▸ SUPPLIED MATERIAL:
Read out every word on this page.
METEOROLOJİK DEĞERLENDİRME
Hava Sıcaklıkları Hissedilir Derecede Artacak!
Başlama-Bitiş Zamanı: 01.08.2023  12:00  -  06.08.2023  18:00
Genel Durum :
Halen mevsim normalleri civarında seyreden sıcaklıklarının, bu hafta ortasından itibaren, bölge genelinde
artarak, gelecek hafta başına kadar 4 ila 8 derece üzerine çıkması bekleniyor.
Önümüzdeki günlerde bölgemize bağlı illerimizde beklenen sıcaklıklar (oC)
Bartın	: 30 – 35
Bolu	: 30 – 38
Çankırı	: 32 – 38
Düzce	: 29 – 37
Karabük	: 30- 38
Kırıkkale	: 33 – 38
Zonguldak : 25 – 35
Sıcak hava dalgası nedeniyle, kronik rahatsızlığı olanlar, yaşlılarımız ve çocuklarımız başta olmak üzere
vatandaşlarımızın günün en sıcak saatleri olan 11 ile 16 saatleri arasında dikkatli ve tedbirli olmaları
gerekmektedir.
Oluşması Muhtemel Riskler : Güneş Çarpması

▸ INSTRUCTION:
Copy the material above verbatim.

▸ ANSWER TO THE TASK:
Read out every word on this page.
METEOROLOJİK DEĞERLENDİRME
Hava Sıcaklıkları Hissedilir Derecede Artacak!
Başlama-Bitiş Zamanı: 01.08.2023  12:00  -  06.08.2023  18:00
Genel Durum :
Halen mevsim normalleri civarında seyreden sıcaklıklarının, bu hafta ortasından itibaren, bölge genelinde
artarak, gelecek hafta başına kadar 4 ila 8 derece üzerine çıkması bekleniyor.
Önümüzdeki günlerde bölgemize bağlı illerimizde beklenen sıcaklıklar (oC)
Bartın	: 30 – 35
Bolu	: 30 – 38
Çankırı	: 32 – 38
Düzce	: 29 – 37
Karabük	: 30- 38
Kırıkkale	: 33 – 38
Zonguldak : 25 – 35
Sıcak hava dalgası nedeniyle, kronik rahatsızlığı olanlar, yaşlılarımız ve çocuklarımız başta olmak üzere
vatandaşlarımızın günün en sıcak saatleri olan 11 ile 16 saatleri arasında dikkatli ve tedbirli olmaları
gerekmektedir.
Oluşması Muhtemel Riskler : Güneş Çarpması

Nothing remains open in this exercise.